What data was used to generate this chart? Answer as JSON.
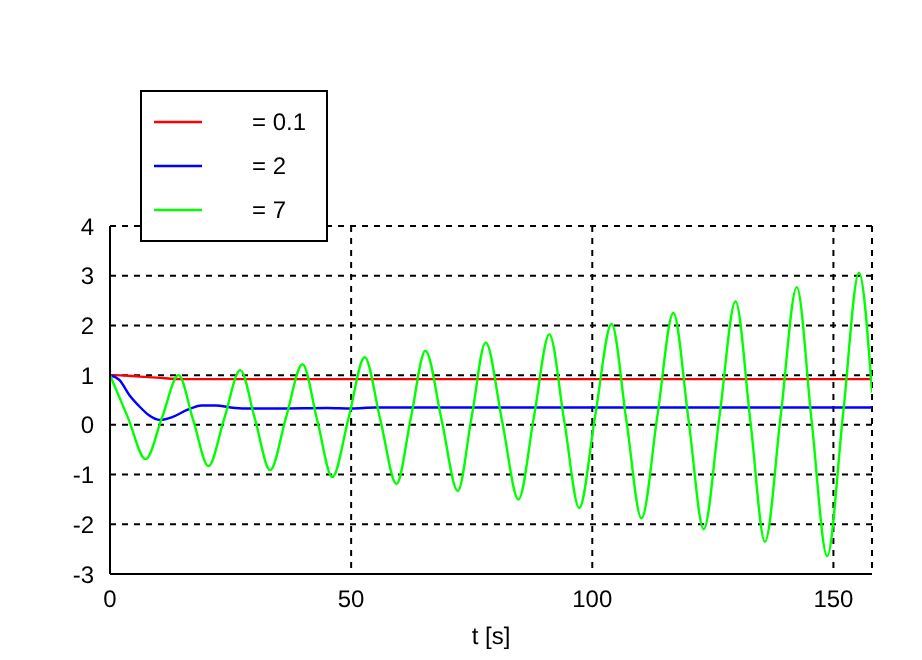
{
  "chart_data": {
    "type": "line",
    "xlabel": "t [s]",
    "xlim": [
      0,
      158
    ],
    "xticks": [
      0,
      50,
      100,
      150
    ],
    "ylim": [
      -3,
      4
    ],
    "yticks": [
      -3,
      -2,
      -1,
      0,
      1,
      2,
      3,
      4
    ],
    "grid": true,
    "legend": "top left",
    "marker": "none",
    "line_style": "solid",
    "series": [
      {
        "name": "= 0.1",
        "color": "#ff0000",
        "x": [
          0,
          0.7,
          6.2,
          9.7,
          15.2,
          158
        ],
        "values": [
          1,
          1,
          0.97,
          0.95,
          0.92,
          0.92
        ]
      },
      {
        "name": "= 2",
        "color": "#0000ff",
        "x": [
          0,
          2,
          4,
          6,
          8,
          10.4,
          13,
          16,
          19,
          22,
          25,
          28,
          35,
          45,
          50,
          55,
          158
        ],
        "values": [
          1,
          0.9,
          0.6,
          0.38,
          0.2,
          0.1,
          0.16,
          0.3,
          0.39,
          0.39,
          0.35,
          0.33,
          0.33,
          0.34,
          0.33,
          0.35,
          0.35
        ]
      },
      {
        "name": "= 7",
        "color": "#00ff00",
        "x": [
          0,
          3.7,
          7.4,
          10.8,
          14.2,
          17.3,
          20.4,
          23.7,
          27,
          30.1,
          33.2,
          36.5,
          39.9,
          43,
          46.1,
          49.5,
          52.8,
          56.1,
          59.4,
          62.4,
          65.4,
          68.8,
          72.1,
          75,
          77.9,
          81.3,
          84.7,
          87.9,
          91.1,
          94.2,
          97.3,
          100.6,
          104,
          107.1,
          110.2,
          113.5,
          116.8,
          120,
          123.1,
          126.4,
          129.7,
          132.8,
          135.8,
          139.1,
          142.4,
          145.5,
          148.7,
          152,
          155.3,
          158
        ],
        "values": [
          1,
          0.15,
          -0.69,
          0.15,
          1.0,
          0.08,
          -0.83,
          0.13,
          1.1,
          0.1,
          -0.91,
          0.15,
          1.22,
          0.08,
          -1.05,
          0.15,
          1.36,
          0.08,
          -1.19,
          0.15,
          1.49,
          0.08,
          -1.33,
          0.17,
          1.66,
          0.08,
          -1.5,
          0.16,
          1.82,
          0.07,
          -1.67,
          0.18,
          2.03,
          0.07,
          -1.88,
          0.18,
          2.25,
          0.07,
          -2.1,
          0.19,
          2.48,
          0.06,
          -2.35,
          0.21,
          2.77,
          0.06,
          -2.64,
          0.21,
          3.06,
          0.65
        ]
      }
    ]
  }
}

----

Exercise aim: Transcribe each entry above exactly, apart from the pictures.

Correct answer:
What data was used to generate this chart? Answer as JSON.
{
  "chart_data": {
    "type": "line",
    "xlabel": "t [s]",
    "xlim": [
      0,
      158
    ],
    "xticks": [
      0,
      50,
      100,
      150
    ],
    "ylim": [
      -3,
      4
    ],
    "yticks": [
      -3,
      -2,
      -1,
      0,
      1,
      2,
      3,
      4
    ],
    "grid": true,
    "legend": "top left",
    "marker": "none",
    "line_style": "solid",
    "series": [
      {
        "name": "= 0.1",
        "color": "#ff0000",
        "x": [
          0,
          0.7,
          6.2,
          9.7,
          15.2,
          158
        ],
        "values": [
          1,
          1,
          0.97,
          0.95,
          0.92,
          0.92
        ]
      },
      {
        "name": "= 2",
        "color": "#0000ff",
        "x": [
          0,
          2,
          4,
          6,
          8,
          10.4,
          13,
          16,
          19,
          22,
          25,
          28,
          35,
          45,
          50,
          55,
          158
        ],
        "values": [
          1,
          0.9,
          0.6,
          0.38,
          0.2,
          0.1,
          0.16,
          0.3,
          0.39,
          0.39,
          0.35,
          0.33,
          0.33,
          0.34,
          0.33,
          0.35,
          0.35
        ]
      },
      {
        "name": "= 7",
        "color": "#00ff00",
        "x": [
          0,
          3.7,
          7.4,
          10.8,
          14.2,
          17.3,
          20.4,
          23.7,
          27,
          30.1,
          33.2,
          36.5,
          39.9,
          43,
          46.1,
          49.5,
          52.8,
          56.1,
          59.4,
          62.4,
          65.4,
          68.8,
          72.1,
          75,
          77.9,
          81.3,
          84.7,
          87.9,
          91.1,
          94.2,
          97.3,
          100.6,
          104,
          107.1,
          110.2,
          113.5,
          116.8,
          120,
          123.1,
          126.4,
          129.7,
          132.8,
          135.8,
          139.1,
          142.4,
          145.5,
          148.7,
          152,
          155.3,
          158
        ],
        "values": [
          1,
          0.15,
          -0.69,
          0.15,
          1.0,
          0.08,
          -0.83,
          0.13,
          1.1,
          0.1,
          -0.91,
          0.15,
          1.22,
          0.08,
          -1.05,
          0.15,
          1.36,
          0.08,
          -1.19,
          0.15,
          1.49,
          0.08,
          -1.33,
          0.17,
          1.66,
          0.08,
          -1.5,
          0.16,
          1.82,
          0.07,
          -1.67,
          0.18,
          2.03,
          0.07,
          -1.88,
          0.18,
          2.25,
          0.07,
          -2.1,
          0.19,
          2.48,
          0.06,
          -2.35,
          0.21,
          2.77,
          0.06,
          -2.64,
          0.21,
          3.06,
          0.65
        ]
      }
    ]
  }
}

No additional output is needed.